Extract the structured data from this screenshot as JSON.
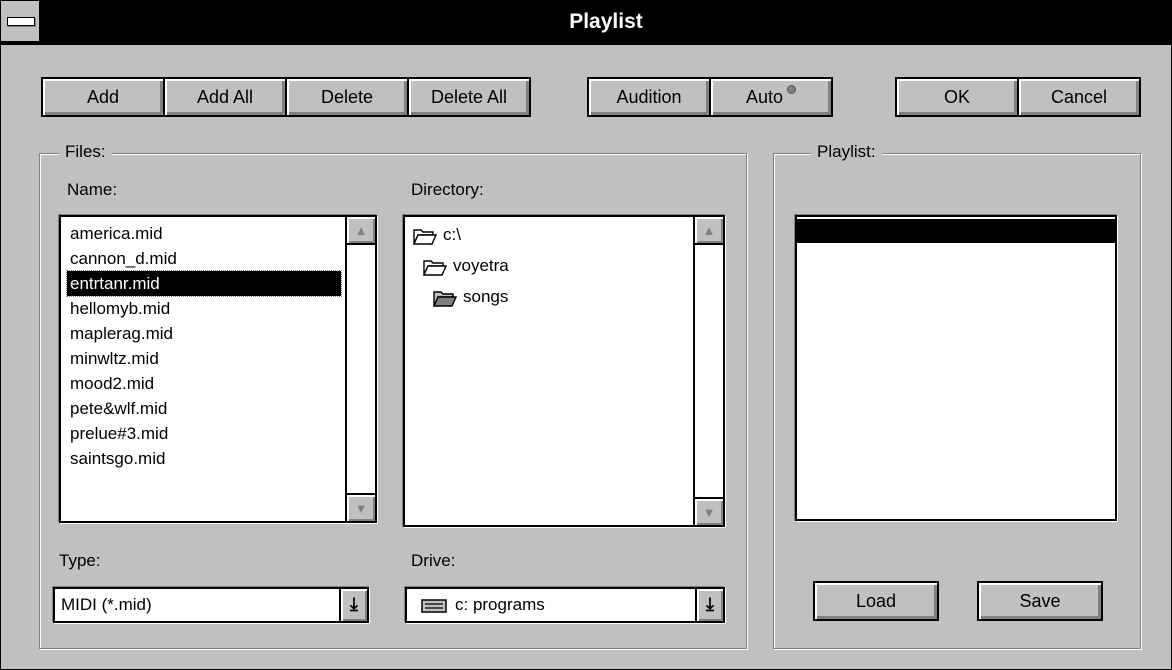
{
  "window": {
    "title": "Playlist"
  },
  "toolbar": {
    "add": "Add",
    "add_all": "Add All",
    "delete": "Delete",
    "delete_all": "Delete All",
    "audition": "Audition",
    "auto": "Auto",
    "ok": "OK",
    "cancel": "Cancel"
  },
  "files": {
    "group_label": "Files:",
    "name_label": "Name:",
    "name_items": [
      "america.mid",
      "cannon_d.mid",
      "entrtanr.mid",
      "hellomyb.mid",
      "maplerag.mid",
      "minwltz.mid",
      "mood2.mid",
      "pete&wlf.mid",
      "prelue#3.mid",
      "saintsgo.mid"
    ],
    "selected_item": "entrtanr.mid",
    "directory_label": "Directory:",
    "directory_items": [
      "c:\\",
      "voyetra",
      "songs"
    ],
    "type_label": "Type:",
    "type_value": "MIDI (*.mid)",
    "drive_label": "Drive:",
    "drive_value": "c: programs"
  },
  "playlist": {
    "group_label": "Playlist:",
    "load": "Load",
    "save": "Save"
  },
  "colors": {
    "title_bg": "#000000",
    "face": "#c0c0c0",
    "selection": "#000000"
  }
}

---------------

* **What is required**: Repeat the material above in full and unchanged, minus its images.

* **The reply**:
Extract the structured data from this screenshot as JSON.
{
  "window": {
    "title": "Playlist"
  },
  "toolbar": {
    "add": "Add",
    "add_all": "Add All",
    "delete": "Delete",
    "delete_all": "Delete All",
    "audition": "Audition",
    "auto": "Auto",
    "ok": "OK",
    "cancel": "Cancel"
  },
  "files": {
    "group_label": "Files:",
    "name_label": "Name:",
    "name_items": [
      "america.mid",
      "cannon_d.mid",
      "entrtanr.mid",
      "hellomyb.mid",
      "maplerag.mid",
      "minwltz.mid",
      "mood2.mid",
      "pete&wlf.mid",
      "prelue#3.mid",
      "saintsgo.mid"
    ],
    "selected_item": "entrtanr.mid",
    "directory_label": "Directory:",
    "directory_items": [
      "c:\\",
      "voyetra",
      "songs"
    ],
    "type_label": "Type:",
    "type_value": "MIDI (*.mid)",
    "drive_label": "Drive:",
    "drive_value": "c: programs"
  },
  "playlist": {
    "group_label": "Playlist:",
    "load": "Load",
    "save": "Save"
  },
  "colors": {
    "title_bg": "#000000",
    "face": "#c0c0c0",
    "selection": "#000000"
  }
}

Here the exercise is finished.